The task: Please find the lines in the entries below that contain the word "gpml", and copy each one.

Data in this exercise:
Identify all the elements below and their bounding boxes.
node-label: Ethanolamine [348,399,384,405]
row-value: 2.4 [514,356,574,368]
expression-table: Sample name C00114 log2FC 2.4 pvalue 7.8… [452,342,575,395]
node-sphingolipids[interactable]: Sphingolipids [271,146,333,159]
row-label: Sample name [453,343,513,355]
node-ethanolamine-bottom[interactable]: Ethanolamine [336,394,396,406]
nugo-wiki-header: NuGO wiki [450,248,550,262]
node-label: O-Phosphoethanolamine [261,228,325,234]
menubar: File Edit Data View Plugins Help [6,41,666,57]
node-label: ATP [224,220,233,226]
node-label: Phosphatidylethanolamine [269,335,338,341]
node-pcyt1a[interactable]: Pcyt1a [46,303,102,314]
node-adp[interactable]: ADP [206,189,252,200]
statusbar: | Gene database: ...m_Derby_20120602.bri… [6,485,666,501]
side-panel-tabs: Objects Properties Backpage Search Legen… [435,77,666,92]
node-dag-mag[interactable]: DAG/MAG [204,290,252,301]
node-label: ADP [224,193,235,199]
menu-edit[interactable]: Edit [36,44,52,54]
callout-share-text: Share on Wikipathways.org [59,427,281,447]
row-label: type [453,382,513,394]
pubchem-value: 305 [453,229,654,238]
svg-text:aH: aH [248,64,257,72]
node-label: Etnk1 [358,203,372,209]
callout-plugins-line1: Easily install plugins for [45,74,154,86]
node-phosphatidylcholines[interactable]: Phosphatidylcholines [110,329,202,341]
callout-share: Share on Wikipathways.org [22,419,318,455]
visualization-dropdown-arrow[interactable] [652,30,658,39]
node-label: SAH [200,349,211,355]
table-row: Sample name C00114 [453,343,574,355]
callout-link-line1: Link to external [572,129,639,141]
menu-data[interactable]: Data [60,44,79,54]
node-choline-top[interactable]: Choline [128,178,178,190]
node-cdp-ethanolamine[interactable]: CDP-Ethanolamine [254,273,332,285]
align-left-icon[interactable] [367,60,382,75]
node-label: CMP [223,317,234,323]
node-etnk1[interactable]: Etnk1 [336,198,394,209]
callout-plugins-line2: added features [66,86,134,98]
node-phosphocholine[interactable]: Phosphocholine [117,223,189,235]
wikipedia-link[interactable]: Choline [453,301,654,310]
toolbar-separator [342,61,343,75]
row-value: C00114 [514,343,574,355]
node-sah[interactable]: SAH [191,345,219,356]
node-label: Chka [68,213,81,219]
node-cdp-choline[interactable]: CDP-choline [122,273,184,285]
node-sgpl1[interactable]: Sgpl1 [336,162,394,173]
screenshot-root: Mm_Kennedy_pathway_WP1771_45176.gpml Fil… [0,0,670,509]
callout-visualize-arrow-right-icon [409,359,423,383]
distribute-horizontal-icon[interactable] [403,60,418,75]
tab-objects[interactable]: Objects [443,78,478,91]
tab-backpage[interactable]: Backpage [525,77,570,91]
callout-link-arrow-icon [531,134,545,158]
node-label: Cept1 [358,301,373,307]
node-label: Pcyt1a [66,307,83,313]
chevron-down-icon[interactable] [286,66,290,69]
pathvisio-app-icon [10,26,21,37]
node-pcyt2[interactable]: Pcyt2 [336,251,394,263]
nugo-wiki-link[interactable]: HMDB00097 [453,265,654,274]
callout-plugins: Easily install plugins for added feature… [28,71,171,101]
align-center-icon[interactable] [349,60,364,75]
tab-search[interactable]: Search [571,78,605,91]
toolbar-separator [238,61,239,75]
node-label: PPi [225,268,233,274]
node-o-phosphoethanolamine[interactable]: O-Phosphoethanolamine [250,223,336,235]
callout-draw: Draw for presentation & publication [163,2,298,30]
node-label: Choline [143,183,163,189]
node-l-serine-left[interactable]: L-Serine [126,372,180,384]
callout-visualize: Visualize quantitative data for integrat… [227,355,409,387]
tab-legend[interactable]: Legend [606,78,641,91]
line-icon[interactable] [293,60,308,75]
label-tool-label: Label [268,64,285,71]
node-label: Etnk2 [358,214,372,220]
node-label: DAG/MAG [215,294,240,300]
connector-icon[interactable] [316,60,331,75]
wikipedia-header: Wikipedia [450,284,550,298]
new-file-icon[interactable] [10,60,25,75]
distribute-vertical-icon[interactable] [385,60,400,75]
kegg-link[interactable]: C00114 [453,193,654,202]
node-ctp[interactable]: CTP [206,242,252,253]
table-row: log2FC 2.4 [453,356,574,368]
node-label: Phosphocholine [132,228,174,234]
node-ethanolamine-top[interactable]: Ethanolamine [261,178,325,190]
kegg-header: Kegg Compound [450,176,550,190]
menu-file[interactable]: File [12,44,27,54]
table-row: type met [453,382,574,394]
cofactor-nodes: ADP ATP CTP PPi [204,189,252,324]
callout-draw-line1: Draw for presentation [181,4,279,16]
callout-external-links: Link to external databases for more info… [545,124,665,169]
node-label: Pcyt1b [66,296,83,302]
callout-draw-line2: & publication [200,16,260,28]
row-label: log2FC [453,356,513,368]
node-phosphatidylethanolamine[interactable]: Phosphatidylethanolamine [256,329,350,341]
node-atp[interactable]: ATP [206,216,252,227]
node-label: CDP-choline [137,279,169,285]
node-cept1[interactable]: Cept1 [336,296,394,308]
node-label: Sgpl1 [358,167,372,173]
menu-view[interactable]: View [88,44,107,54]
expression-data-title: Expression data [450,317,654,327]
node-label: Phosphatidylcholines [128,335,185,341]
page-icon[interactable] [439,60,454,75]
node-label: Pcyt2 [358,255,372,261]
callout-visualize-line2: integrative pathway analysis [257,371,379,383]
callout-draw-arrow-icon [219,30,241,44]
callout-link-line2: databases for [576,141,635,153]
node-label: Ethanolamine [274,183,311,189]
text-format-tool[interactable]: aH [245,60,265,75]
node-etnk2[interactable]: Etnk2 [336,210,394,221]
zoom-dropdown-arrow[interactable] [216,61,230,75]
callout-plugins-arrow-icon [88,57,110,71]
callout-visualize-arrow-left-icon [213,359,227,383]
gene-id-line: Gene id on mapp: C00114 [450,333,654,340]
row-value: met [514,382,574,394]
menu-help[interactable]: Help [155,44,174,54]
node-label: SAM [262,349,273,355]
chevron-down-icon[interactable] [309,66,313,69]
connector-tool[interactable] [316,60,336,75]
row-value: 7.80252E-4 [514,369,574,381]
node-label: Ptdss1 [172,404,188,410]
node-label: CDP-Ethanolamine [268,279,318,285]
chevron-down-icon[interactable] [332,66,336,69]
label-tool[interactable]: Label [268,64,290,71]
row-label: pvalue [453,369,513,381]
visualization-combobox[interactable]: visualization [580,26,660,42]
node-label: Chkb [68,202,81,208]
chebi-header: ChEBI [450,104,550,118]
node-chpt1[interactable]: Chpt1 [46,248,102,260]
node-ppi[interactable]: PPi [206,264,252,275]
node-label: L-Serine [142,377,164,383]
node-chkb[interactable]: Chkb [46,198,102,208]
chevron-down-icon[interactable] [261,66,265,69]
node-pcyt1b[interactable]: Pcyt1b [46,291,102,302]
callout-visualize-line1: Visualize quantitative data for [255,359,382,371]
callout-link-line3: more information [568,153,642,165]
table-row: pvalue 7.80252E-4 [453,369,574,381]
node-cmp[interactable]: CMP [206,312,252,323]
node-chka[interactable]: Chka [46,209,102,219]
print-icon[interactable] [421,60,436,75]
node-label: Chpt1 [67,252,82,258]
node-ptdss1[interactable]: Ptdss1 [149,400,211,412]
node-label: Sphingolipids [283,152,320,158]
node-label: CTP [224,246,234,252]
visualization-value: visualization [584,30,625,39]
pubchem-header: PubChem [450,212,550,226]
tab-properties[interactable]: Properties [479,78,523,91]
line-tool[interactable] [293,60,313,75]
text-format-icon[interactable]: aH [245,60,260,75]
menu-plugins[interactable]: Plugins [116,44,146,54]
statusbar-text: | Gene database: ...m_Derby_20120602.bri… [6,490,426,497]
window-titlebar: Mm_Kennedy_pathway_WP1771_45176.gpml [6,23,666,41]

Exercise result:
screenshot-root: Mm_Kennedy_pathway_WP1771_45176.gpml Fil… [0,0,670,509]
window-titlebar: Mm_Kennedy_pathway_WP1771_45176.gpml [6,23,666,41]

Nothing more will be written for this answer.